• **BRIEF**: Filter these entries, keeping only lines that hold the word "Asep".

• **DATA TO PROCESS**:
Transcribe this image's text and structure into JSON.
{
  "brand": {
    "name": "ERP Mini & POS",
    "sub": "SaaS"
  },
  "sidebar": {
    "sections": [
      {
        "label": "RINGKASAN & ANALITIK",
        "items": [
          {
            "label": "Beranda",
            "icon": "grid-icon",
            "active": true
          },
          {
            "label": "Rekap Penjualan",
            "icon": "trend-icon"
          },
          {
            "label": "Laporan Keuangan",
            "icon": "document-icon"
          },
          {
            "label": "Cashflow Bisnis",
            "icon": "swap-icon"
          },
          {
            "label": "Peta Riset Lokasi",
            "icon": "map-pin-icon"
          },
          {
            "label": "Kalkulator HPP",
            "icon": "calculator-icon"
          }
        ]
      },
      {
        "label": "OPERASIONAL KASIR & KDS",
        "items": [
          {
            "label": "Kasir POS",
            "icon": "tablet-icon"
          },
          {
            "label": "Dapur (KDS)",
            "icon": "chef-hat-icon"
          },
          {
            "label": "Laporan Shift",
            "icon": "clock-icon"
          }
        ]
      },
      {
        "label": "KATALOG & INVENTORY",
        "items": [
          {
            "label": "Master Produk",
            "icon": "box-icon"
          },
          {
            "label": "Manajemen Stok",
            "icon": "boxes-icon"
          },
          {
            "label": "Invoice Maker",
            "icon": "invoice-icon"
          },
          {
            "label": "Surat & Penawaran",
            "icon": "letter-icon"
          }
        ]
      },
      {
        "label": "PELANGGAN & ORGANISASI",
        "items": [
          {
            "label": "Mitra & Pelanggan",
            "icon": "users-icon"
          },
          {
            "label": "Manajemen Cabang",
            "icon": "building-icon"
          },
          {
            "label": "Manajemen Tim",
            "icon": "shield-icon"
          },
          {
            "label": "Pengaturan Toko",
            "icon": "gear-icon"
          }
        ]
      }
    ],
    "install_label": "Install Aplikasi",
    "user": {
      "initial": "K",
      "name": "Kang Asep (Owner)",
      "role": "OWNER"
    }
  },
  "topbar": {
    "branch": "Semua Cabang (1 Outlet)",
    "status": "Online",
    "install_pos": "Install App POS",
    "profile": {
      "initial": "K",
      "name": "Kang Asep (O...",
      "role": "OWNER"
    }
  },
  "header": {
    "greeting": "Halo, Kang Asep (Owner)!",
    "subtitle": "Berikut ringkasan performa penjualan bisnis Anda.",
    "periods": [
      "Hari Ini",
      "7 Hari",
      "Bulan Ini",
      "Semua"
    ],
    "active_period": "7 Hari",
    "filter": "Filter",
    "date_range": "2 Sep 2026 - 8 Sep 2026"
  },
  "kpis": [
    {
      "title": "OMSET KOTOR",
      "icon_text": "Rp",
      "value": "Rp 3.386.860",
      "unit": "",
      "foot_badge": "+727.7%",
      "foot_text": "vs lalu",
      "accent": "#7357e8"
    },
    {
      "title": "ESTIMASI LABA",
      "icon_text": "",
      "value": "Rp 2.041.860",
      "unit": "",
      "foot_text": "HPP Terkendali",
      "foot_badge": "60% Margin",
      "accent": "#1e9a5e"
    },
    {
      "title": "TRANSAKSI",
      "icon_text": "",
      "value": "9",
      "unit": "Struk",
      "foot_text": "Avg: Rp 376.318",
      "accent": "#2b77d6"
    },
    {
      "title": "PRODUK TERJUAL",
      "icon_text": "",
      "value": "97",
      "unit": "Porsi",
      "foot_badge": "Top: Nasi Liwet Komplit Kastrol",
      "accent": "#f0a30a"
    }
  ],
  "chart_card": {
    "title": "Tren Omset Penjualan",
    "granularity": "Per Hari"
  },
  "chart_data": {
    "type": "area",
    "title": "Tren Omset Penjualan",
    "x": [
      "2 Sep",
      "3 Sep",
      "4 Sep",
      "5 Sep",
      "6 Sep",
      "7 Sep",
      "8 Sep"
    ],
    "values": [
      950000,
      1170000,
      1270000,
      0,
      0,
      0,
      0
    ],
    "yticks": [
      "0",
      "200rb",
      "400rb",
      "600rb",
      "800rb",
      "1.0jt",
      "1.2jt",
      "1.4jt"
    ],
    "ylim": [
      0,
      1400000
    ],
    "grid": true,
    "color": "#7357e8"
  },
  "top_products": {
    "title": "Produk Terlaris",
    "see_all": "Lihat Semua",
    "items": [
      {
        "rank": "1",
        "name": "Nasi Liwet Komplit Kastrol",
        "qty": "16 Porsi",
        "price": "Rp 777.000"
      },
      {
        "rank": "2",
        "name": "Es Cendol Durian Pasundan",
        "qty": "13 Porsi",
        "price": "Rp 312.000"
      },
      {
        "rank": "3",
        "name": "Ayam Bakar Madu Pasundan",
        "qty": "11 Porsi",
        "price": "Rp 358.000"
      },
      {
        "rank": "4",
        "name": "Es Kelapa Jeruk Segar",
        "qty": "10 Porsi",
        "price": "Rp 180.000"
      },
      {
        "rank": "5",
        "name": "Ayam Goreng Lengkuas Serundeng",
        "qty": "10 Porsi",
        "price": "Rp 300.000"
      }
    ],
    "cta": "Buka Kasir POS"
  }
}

• **COMPLETE ANSWER**:
      "name": "Kang Asep (Owner)",
      "name": "Kang Asep (O...",
    "greeting": "Halo, Kang Asep (Owner)!",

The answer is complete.